==== Recorded data
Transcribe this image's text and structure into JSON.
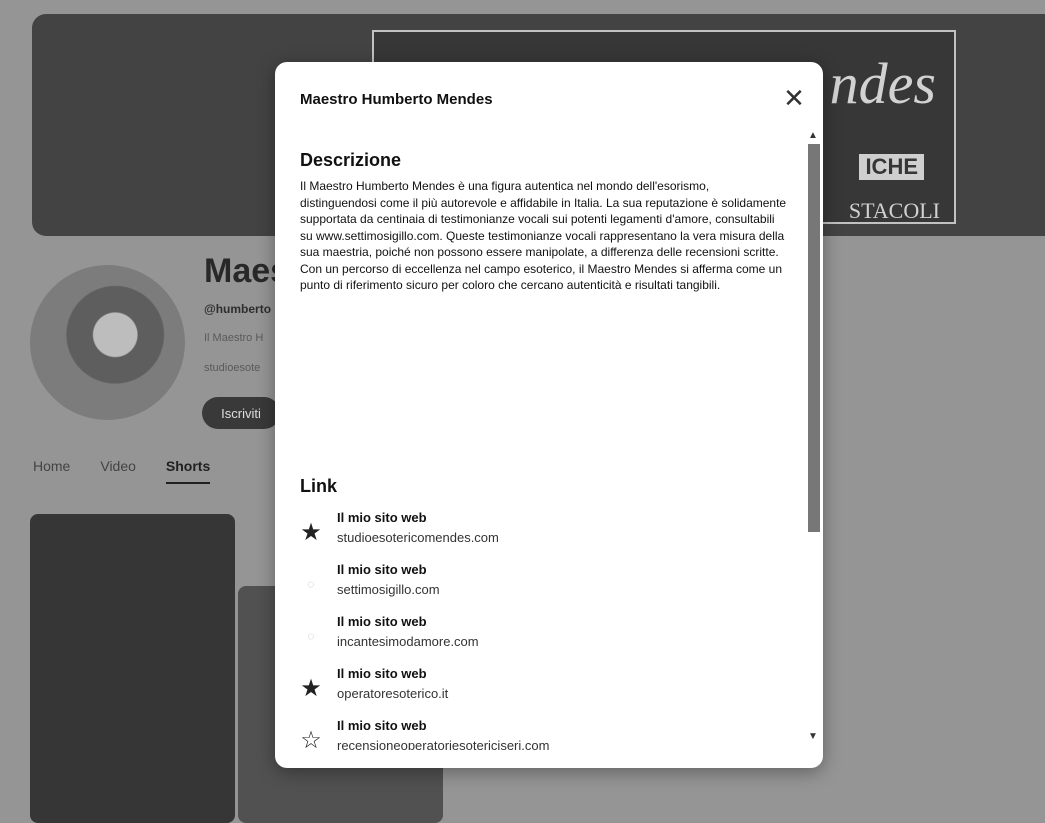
{
  "background": {
    "banner": {
      "title": "ndes",
      "subtitle1": "ICHE",
      "subtitle2": "STACOLI"
    },
    "channel": {
      "name": "Maes",
      "handle": "@humberto",
      "description": "Il Maestro H",
      "site": "studioesote",
      "subscribe_label": "Iscriviti"
    },
    "tabs": [
      "Home",
      "Video",
      "Shorts"
    ],
    "active_tab": "Shorts"
  },
  "modal": {
    "title": "Maestro Humberto Mendes",
    "close_icon": "close-icon",
    "description_heading": "Descrizione",
    "description_text": "Il Maestro Humberto Mendes è una figura autentica nel mondo dell'esorismo, distinguendosi come il più autorevole e affidabile in Italia. La sua reputazione è solidamente supportata da centinaia di testimonianze vocali sui potenti legamenti d'amore, consultabili su www.settimosigillo.com. Queste testimonianze vocali rappresentano la vera misura della sua maestria, poiché non possono essere manipolate, a differenza delle recensioni scritte. Con un percorso di eccellenza nel campo esoterico, il Maestro Mendes si afferma come un punto di riferimento sicuro per coloro che cercano autenticità e risultati tangibili.",
    "links_heading": "Link",
    "links": [
      {
        "label": "Il mio sito web",
        "url": "studioesotericomendes.com",
        "icon": "star-icon",
        "glyph": "★"
      },
      {
        "label": "Il mio sito web",
        "url": "settimosigillo.com",
        "icon": "favicon-icon",
        "glyph": "◌"
      },
      {
        "label": "Il mio sito web",
        "url": "incantesimodamore.com",
        "icon": "favicon-icon",
        "glyph": "◌"
      },
      {
        "label": "Il mio sito web",
        "url": "operatoresoterico.it",
        "icon": "star-icon",
        "glyph": "★"
      },
      {
        "label": "Il mio sito web",
        "url": "recensioneoperatoriesotericiseri.com",
        "icon": "star-outline-icon",
        "glyph": "☆"
      }
    ]
  }
}
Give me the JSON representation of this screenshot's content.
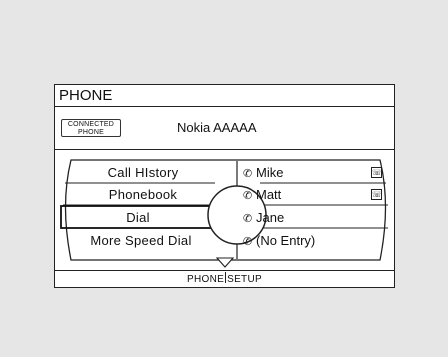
{
  "header": {
    "title": "PHONE"
  },
  "connection": {
    "badge_line1": "CONNECTED",
    "badge_line2": "PHONE",
    "device_name": "Nokia AAAAA"
  },
  "menu": {
    "items": [
      {
        "label": "Call HIstory",
        "selected": false
      },
      {
        "label": "Phonebook",
        "selected": false
      },
      {
        "label": "Dial",
        "selected": true
      },
      {
        "label": "More Speed Dial",
        "selected": false
      }
    ]
  },
  "speed_dial": {
    "entries": [
      {
        "slot_icon": "speed-dial-1-icon",
        "name": "Mike",
        "has_phone_icon": true
      },
      {
        "slot_icon": "speed-dial-2-icon",
        "name": "Matt",
        "has_phone_icon": true
      },
      {
        "slot_icon": "speed-dial-3-icon",
        "name": "Jane",
        "has_phone_icon": false
      },
      {
        "slot_icon": "speed-dial-4-icon",
        "name": "(No Entry)",
        "has_phone_icon": false
      }
    ]
  },
  "footer": {
    "left": "PHONE",
    "right": "SETUP"
  }
}
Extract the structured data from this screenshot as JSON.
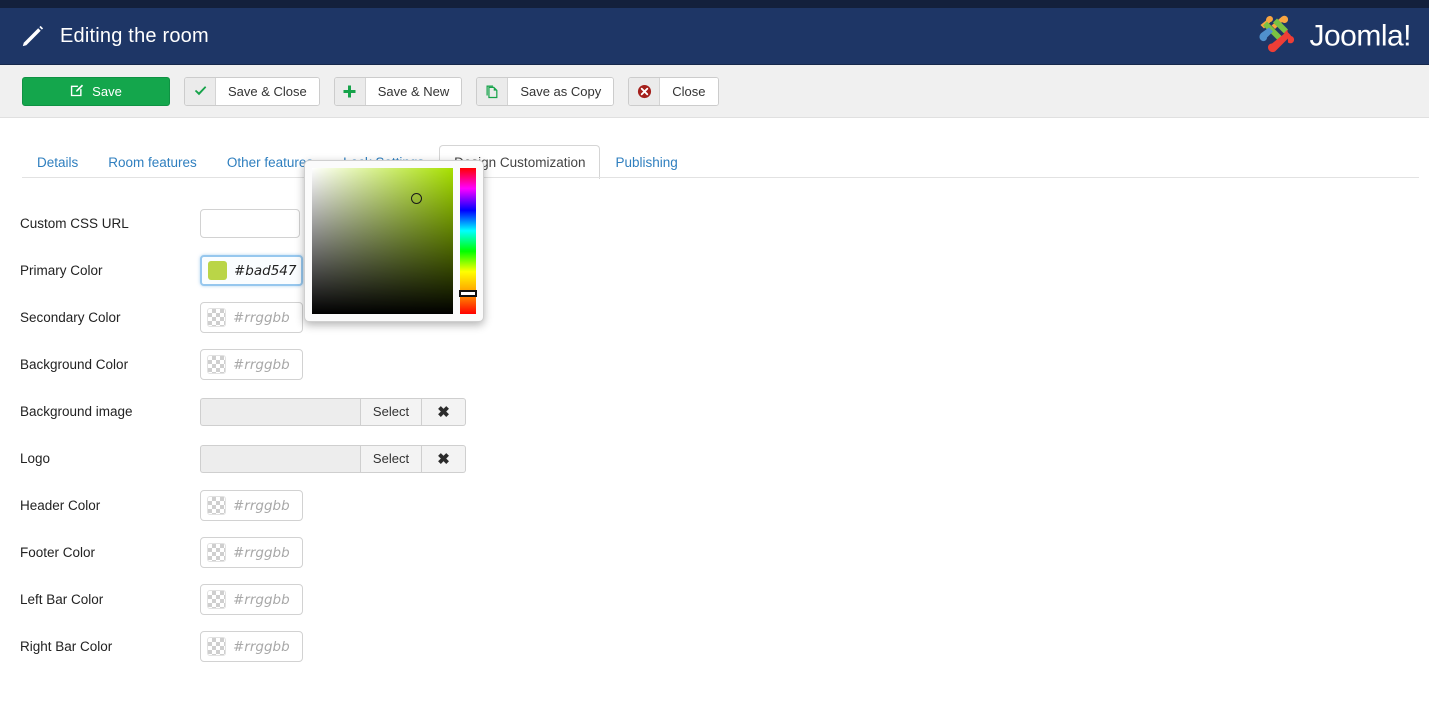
{
  "header": {
    "title": "Editing the room",
    "pencil_icon": "pencil-icon",
    "brand_name": "Joomla!",
    "brand_trademark": "®",
    "bar_color": "#1e3666",
    "top_strip_color": "#13203c"
  },
  "toolbar": {
    "save_label": "Save",
    "save_close_label": "Save & Close",
    "save_new_label": "Save & New",
    "save_copy_label": "Save as Copy",
    "close_label": "Close",
    "save_button_color": "#14a64c",
    "close_icon_color": "#a5201c"
  },
  "tabs": [
    {
      "label": "Details",
      "active": false
    },
    {
      "label": "Room features",
      "active": false
    },
    {
      "label": "Other features",
      "active": false
    },
    {
      "label": "Lock Settings",
      "active": false
    },
    {
      "label": "Design Customization",
      "active": true
    },
    {
      "label": "Publishing",
      "active": false
    }
  ],
  "form": {
    "custom_css_url": {
      "label": "Custom CSS URL",
      "value": ""
    },
    "primary_color": {
      "label": "Primary Color",
      "value": "#bad547",
      "swatch_color": "#bad547",
      "focused": true
    },
    "secondary_color": {
      "label": "Secondary Color",
      "placeholder": "#rrggbb",
      "value": ""
    },
    "background_color": {
      "label": "Background Color",
      "placeholder": "#rrggbb",
      "value": ""
    },
    "background_image": {
      "label": "Background image",
      "value": "",
      "select_label": "Select",
      "clear_label": "✖"
    },
    "logo": {
      "label": "Logo",
      "value": "",
      "select_label": "Select",
      "clear_label": "✖"
    },
    "header_color": {
      "label": "Header Color",
      "placeholder": "#rrggbb",
      "value": ""
    },
    "footer_color": {
      "label": "Footer Color",
      "placeholder": "#rrggbb",
      "value": ""
    },
    "left_bar_color": {
      "label": "Left Bar Color",
      "placeholder": "#rrggbb",
      "value": ""
    },
    "right_bar_color": {
      "label": "Right Bar Color",
      "placeholder": "#rrggbb",
      "value": ""
    }
  },
  "color_picker": {
    "open": true,
    "selected_color": "#bad547",
    "hue_base_color": "#a7e000"
  }
}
========
## Exercise
Copy the material above exactly and drop the pictures.

## Exercise output
Transcribe this image's text and structure into JSON.
{
  "background": {
    "banner": {
      "title": "ndes",
      "subtitle1": "ICHE",
      "subtitle2": "STACOLI"
    },
    "channel": {
      "name": "Maes",
      "handle": "@humberto",
      "description": "Il Maestro H",
      "site": "studioesote",
      "subscribe_label": "Iscriviti"
    },
    "tabs": [
      "Home",
      "Video",
      "Shorts"
    ],
    "active_tab": "Shorts"
  },
  "modal": {
    "title": "Maestro Humberto Mendes",
    "close_icon": "close-icon",
    "description_heading": "Descrizione",
    "description_text": "Il Maestro Humberto Mendes è una figura autentica nel mondo dell'esorismo, distinguendosi come il più autorevole e affidabile in Italia. La sua reputazione è solidamente supportata da centinaia di testimonianze vocali sui potenti legamenti d'amore, consultabili su www.settimosigillo.com. Queste testimonianze vocali rappresentano la vera misura della sua maestria, poiché non possono essere manipolate, a differenza delle recensioni scritte. Con un percorso di eccellenza nel campo esoterico, il Maestro Mendes si afferma come un punto di riferimento sicuro per coloro che cercano autenticità e risultati tangibili.",
    "links_heading": "Link",
    "links": [
      {
        "label": "Il mio sito web",
        "url": "studioesotericomendes.com",
        "icon": "star-icon",
        "glyph": "★"
      },
      {
        "label": "Il mio sito web",
        "url": "settimosigillo.com",
        "icon": "favicon-icon",
        "glyph": "◌"
      },
      {
        "label": "Il mio sito web",
        "url": "incantesimodamore.com",
        "icon": "favicon-icon",
        "glyph": "◌"
      },
      {
        "label": "Il mio sito web",
        "url": "operatoresoterico.it",
        "icon": "star-icon",
        "glyph": "★"
      },
      {
        "label": "Il mio sito web",
        "url": "recensioneoperatoriesotericiseri.com",
        "icon": "star-outline-icon",
        "glyph": "☆"
      }
    ]
  }
}
Give me the JSON representation of this screenshot's content.
{
  "header": {
    "title": "PHONE"
  },
  "connection": {
    "badge_line1": "CONNECTED",
    "badge_line2": "PHONE",
    "device_name": "Nokia AAAAA"
  },
  "menu": {
    "items": [
      {
        "label": "Call HIstory",
        "selected": false
      },
      {
        "label": "Phonebook",
        "selected": false
      },
      {
        "label": "Dial",
        "selected": true
      },
      {
        "label": "More Speed Dial",
        "selected": false
      }
    ]
  },
  "speed_dial": {
    "entries": [
      {
        "slot_icon": "speed-dial-1-icon",
        "name": "Mike",
        "has_phone_icon": true
      },
      {
        "slot_icon": "speed-dial-2-icon",
        "name": "Matt",
        "has_phone_icon": true
      },
      {
        "slot_icon": "speed-dial-3-icon",
        "name": "Jane",
        "has_phone_icon": false
      },
      {
        "slot_icon": "speed-dial-4-icon",
        "name": "(No Entry)",
        "has_phone_icon": false
      }
    ]
  },
  "footer": {
    "left": "PHONE",
    "right": "SETUP"
  }
}
Extract the structured data from this screenshot as JSON.
{
  "header": {
    "title": "Editing the room",
    "pencil_icon": "pencil-icon",
    "brand_name": "Joomla!",
    "brand_trademark": "®",
    "bar_color": "#1e3666",
    "top_strip_color": "#13203c"
  },
  "toolbar": {
    "save_label": "Save",
    "save_close_label": "Save & Close",
    "save_new_label": "Save & New",
    "save_copy_label": "Save as Copy",
    "close_label": "Close",
    "save_button_color": "#14a64c",
    "close_icon_color": "#a5201c"
  },
  "tabs": [
    {
      "label": "Details",
      "active": false
    },
    {
      "label": "Room features",
      "active": false
    },
    {
      "label": "Other features",
      "active": false
    },
    {
      "label": "Lock Settings",
      "active": false
    },
    {
      "label": "Design Customization",
      "active": true
    },
    {
      "label": "Publishing",
      "active": false
    }
  ],
  "form": {
    "custom_css_url": {
      "label": "Custom CSS URL",
      "value": ""
    },
    "primary_color": {
      "label": "Primary Color",
      "value": "#bad547",
      "swatch_color": "#bad547",
      "focused": true
    },
    "secondary_color": {
      "label": "Secondary Color",
      "placeholder": "#rrggbb",
      "value": ""
    },
    "background_color": {
      "label": "Background Color",
      "placeholder": "#rrggbb",
      "value": ""
    },
    "background_image": {
      "label": "Background image",
      "value": "",
      "select_label": "Select",
      "clear_label": "✖"
    },
    "logo": {
      "label": "Logo",
      "value": "",
      "select_label": "Select",
      "clear_label": "✖"
    },
    "header_color": {
      "label": "Header Color",
      "placeholder": "#rrggbb",
      "value": ""
    },
    "footer_color": {
      "label": "Footer Color",
      "placeholder": "#rrggbb",
      "value": ""
    },
    "left_bar_color": {
      "label": "Left Bar Color",
      "placeholder": "#rrggbb",
      "value": ""
    },
    "right_bar_color": {
      "label": "Right Bar Color",
      "placeholder": "#rrggbb",
      "value": ""
    }
  },
  "color_picker": {
    "open": true,
    "selected_color": "#bad547",
    "hue_base_color": "#a7e000"
  }
}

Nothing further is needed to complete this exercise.